Look through the data below and count each line where the word "Years" appears. Reply with the count alone.
--- Start of DATA SHOWN ---
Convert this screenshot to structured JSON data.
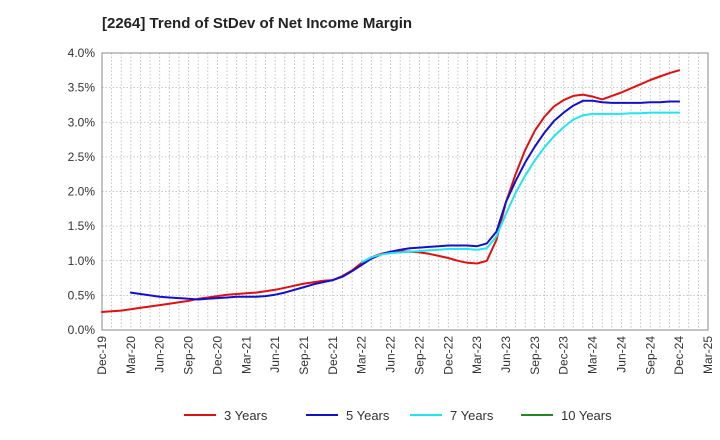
{
  "chart_data": {
    "type": "line",
    "title": "[2264]  Trend of StDev of Net Income Margin",
    "xlabel": "",
    "ylabel": "",
    "ylim": [
      0,
      4.0
    ],
    "y_ticks": [
      0,
      0.5,
      1.0,
      1.5,
      2.0,
      2.5,
      3.0,
      3.5,
      4.0
    ],
    "y_tick_labels": [
      "0.0%",
      "0.5%",
      "1.0%",
      "1.5%",
      "2.0%",
      "2.5%",
      "3.0%",
      "3.5%",
      "4.0%"
    ],
    "x_tick_labels": [
      "Dec-19",
      "Mar-20",
      "Jun-20",
      "Sep-20",
      "Dec-20",
      "Mar-21",
      "Jun-21",
      "Sep-21",
      "Dec-21",
      "Mar-22",
      "Jun-22",
      "Sep-22",
      "Dec-22",
      "Mar-23",
      "Jun-23",
      "Sep-23",
      "Dec-23",
      "Mar-24",
      "Jun-24",
      "Sep-24",
      "Dec-24",
      "Mar-25"
    ],
    "grid": true,
    "legend_position": "bottom",
    "series": [
      {
        "name": "3 Years",
        "color": "#dd1111",
        "points": [
          [
            "Dec-19",
            0.26
          ],
          [
            "Jan-20",
            0.27
          ],
          [
            "Feb-20",
            0.28
          ],
          [
            "Mar-20",
            0.3
          ],
          [
            "Apr-20",
            0.32
          ],
          [
            "May-20",
            0.34
          ],
          [
            "Jun-20",
            0.36
          ],
          [
            "Jul-20",
            0.38
          ],
          [
            "Aug-20",
            0.4
          ],
          [
            "Sep-20",
            0.42
          ],
          [
            "Oct-20",
            0.45
          ],
          [
            "Nov-20",
            0.47
          ],
          [
            "Dec-20",
            0.49
          ],
          [
            "Jan-21",
            0.51
          ],
          [
            "Feb-21",
            0.52
          ],
          [
            "Mar-21",
            0.53
          ],
          [
            "Apr-21",
            0.54
          ],
          [
            "May-21",
            0.56
          ],
          [
            "Jun-21",
            0.58
          ],
          [
            "Jul-21",
            0.61
          ],
          [
            "Aug-21",
            0.64
          ],
          [
            "Sep-21",
            0.67
          ],
          [
            "Oct-21",
            0.69
          ],
          [
            "Nov-21",
            0.71
          ],
          [
            "Dec-21",
            0.72
          ],
          [
            "Jan-22",
            0.78
          ],
          [
            "Feb-22",
            0.86
          ],
          [
            "Mar-22",
            0.97
          ],
          [
            "Apr-22",
            1.05
          ],
          [
            "May-22",
            1.1
          ],
          [
            "Jun-22",
            1.13
          ],
          [
            "Jul-22",
            1.14
          ],
          [
            "Aug-22",
            1.13
          ],
          [
            "Sep-22",
            1.12
          ],
          [
            "Oct-22",
            1.1
          ],
          [
            "Nov-22",
            1.07
          ],
          [
            "Dec-22",
            1.04
          ],
          [
            "Jan-23",
            1.0
          ],
          [
            "Feb-23",
            0.97
          ],
          [
            "Mar-23",
            0.96
          ],
          [
            "Apr-23",
            1.0
          ],
          [
            "May-23",
            1.3
          ],
          [
            "Jun-23",
            1.85
          ],
          [
            "Jul-23",
            2.25
          ],
          [
            "Aug-23",
            2.6
          ],
          [
            "Sep-23",
            2.88
          ],
          [
            "Oct-23",
            3.08
          ],
          [
            "Nov-23",
            3.23
          ],
          [
            "Dec-23",
            3.32
          ],
          [
            "Jan-24",
            3.38
          ],
          [
            "Feb-24",
            3.4
          ],
          [
            "Mar-24",
            3.37
          ],
          [
            "Apr-24",
            3.33
          ],
          [
            "May-24",
            3.38
          ],
          [
            "Jun-24",
            3.43
          ],
          [
            "Jul-24",
            3.49
          ],
          [
            "Aug-24",
            3.55
          ],
          [
            "Sep-24",
            3.61
          ],
          [
            "Oct-24",
            3.66
          ],
          [
            "Nov-24",
            3.71
          ],
          [
            "Dec-24",
            3.75
          ]
        ]
      },
      {
        "name": "5 Years",
        "color": "#1111cc",
        "points": [
          [
            "Mar-20",
            0.54
          ],
          [
            "Apr-20",
            0.52
          ],
          [
            "May-20",
            0.5
          ],
          [
            "Jun-20",
            0.48
          ],
          [
            "Jul-20",
            0.47
          ],
          [
            "Aug-20",
            0.46
          ],
          [
            "Sep-20",
            0.45
          ],
          [
            "Oct-20",
            0.44
          ],
          [
            "Nov-20",
            0.45
          ],
          [
            "Dec-20",
            0.46
          ],
          [
            "Jan-21",
            0.47
          ],
          [
            "Feb-21",
            0.48
          ],
          [
            "Mar-21",
            0.48
          ],
          [
            "Apr-21",
            0.48
          ],
          [
            "May-21",
            0.49
          ],
          [
            "Jun-21",
            0.51
          ],
          [
            "Jul-21",
            0.54
          ],
          [
            "Aug-21",
            0.58
          ],
          [
            "Sep-21",
            0.62
          ],
          [
            "Oct-21",
            0.66
          ],
          [
            "Nov-21",
            0.69
          ],
          [
            "Dec-21",
            0.72
          ],
          [
            "Jan-22",
            0.77
          ],
          [
            "Feb-22",
            0.85
          ],
          [
            "Mar-22",
            0.94
          ],
          [
            "Apr-22",
            1.03
          ],
          [
            "May-22",
            1.09
          ],
          [
            "Jun-22",
            1.13
          ],
          [
            "Jul-22",
            1.16
          ],
          [
            "Aug-22",
            1.18
          ],
          [
            "Sep-22",
            1.19
          ],
          [
            "Oct-22",
            1.2
          ],
          [
            "Nov-22",
            1.21
          ],
          [
            "Dec-22",
            1.22
          ],
          [
            "Jan-23",
            1.22
          ],
          [
            "Feb-23",
            1.22
          ],
          [
            "Mar-23",
            1.21
          ],
          [
            "Apr-23",
            1.25
          ],
          [
            "May-23",
            1.42
          ],
          [
            "Jun-23",
            1.85
          ],
          [
            "Jul-23",
            2.15
          ],
          [
            "Aug-23",
            2.42
          ],
          [
            "Sep-23",
            2.65
          ],
          [
            "Oct-23",
            2.85
          ],
          [
            "Nov-23",
            3.02
          ],
          [
            "Dec-23",
            3.14
          ],
          [
            "Jan-24",
            3.24
          ],
          [
            "Feb-24",
            3.31
          ],
          [
            "Mar-24",
            3.31
          ],
          [
            "Apr-24",
            3.29
          ],
          [
            "May-24",
            3.28
          ],
          [
            "Jun-24",
            3.28
          ],
          [
            "Jul-24",
            3.28
          ],
          [
            "Aug-24",
            3.28
          ],
          [
            "Sep-24",
            3.29
          ],
          [
            "Oct-24",
            3.29
          ],
          [
            "Nov-24",
            3.3
          ],
          [
            "Dec-24",
            3.3
          ]
        ]
      },
      {
        "name": "7 Years",
        "color": "#22e5ee",
        "points": [
          [
            "Mar-22",
            0.98
          ],
          [
            "Apr-22",
            1.05
          ],
          [
            "May-22",
            1.09
          ],
          [
            "Jun-22",
            1.11
          ],
          [
            "Jul-22",
            1.12
          ],
          [
            "Aug-22",
            1.13
          ],
          [
            "Sep-22",
            1.14
          ],
          [
            "Oct-22",
            1.15
          ],
          [
            "Nov-22",
            1.16
          ],
          [
            "Dec-22",
            1.17
          ],
          [
            "Jan-23",
            1.17
          ],
          [
            "Feb-23",
            1.17
          ],
          [
            "Mar-23",
            1.16
          ],
          [
            "Apr-23",
            1.18
          ],
          [
            "May-23",
            1.35
          ],
          [
            "Jun-23",
            1.68
          ],
          [
            "Jul-23",
            1.98
          ],
          [
            "Aug-23",
            2.23
          ],
          [
            "Sep-23",
            2.45
          ],
          [
            "Oct-23",
            2.64
          ],
          [
            "Nov-23",
            2.8
          ],
          [
            "Dec-23",
            2.93
          ],
          [
            "Jan-24",
            3.04
          ],
          [
            "Feb-24",
            3.1
          ],
          [
            "Mar-24",
            3.12
          ],
          [
            "Apr-24",
            3.12
          ],
          [
            "May-24",
            3.12
          ],
          [
            "Jun-24",
            3.12
          ],
          [
            "Jul-24",
            3.13
          ],
          [
            "Aug-24",
            3.13
          ],
          [
            "Sep-24",
            3.14
          ],
          [
            "Oct-24",
            3.14
          ],
          [
            "Nov-24",
            3.14
          ],
          [
            "Dec-24",
            3.14
          ]
        ]
      },
      {
        "name": "10 Years",
        "color": "#228822",
        "points": []
      }
    ]
  }
}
--- End of DATA SHOWN ---
> _EXERCISE RESPONSE_:
4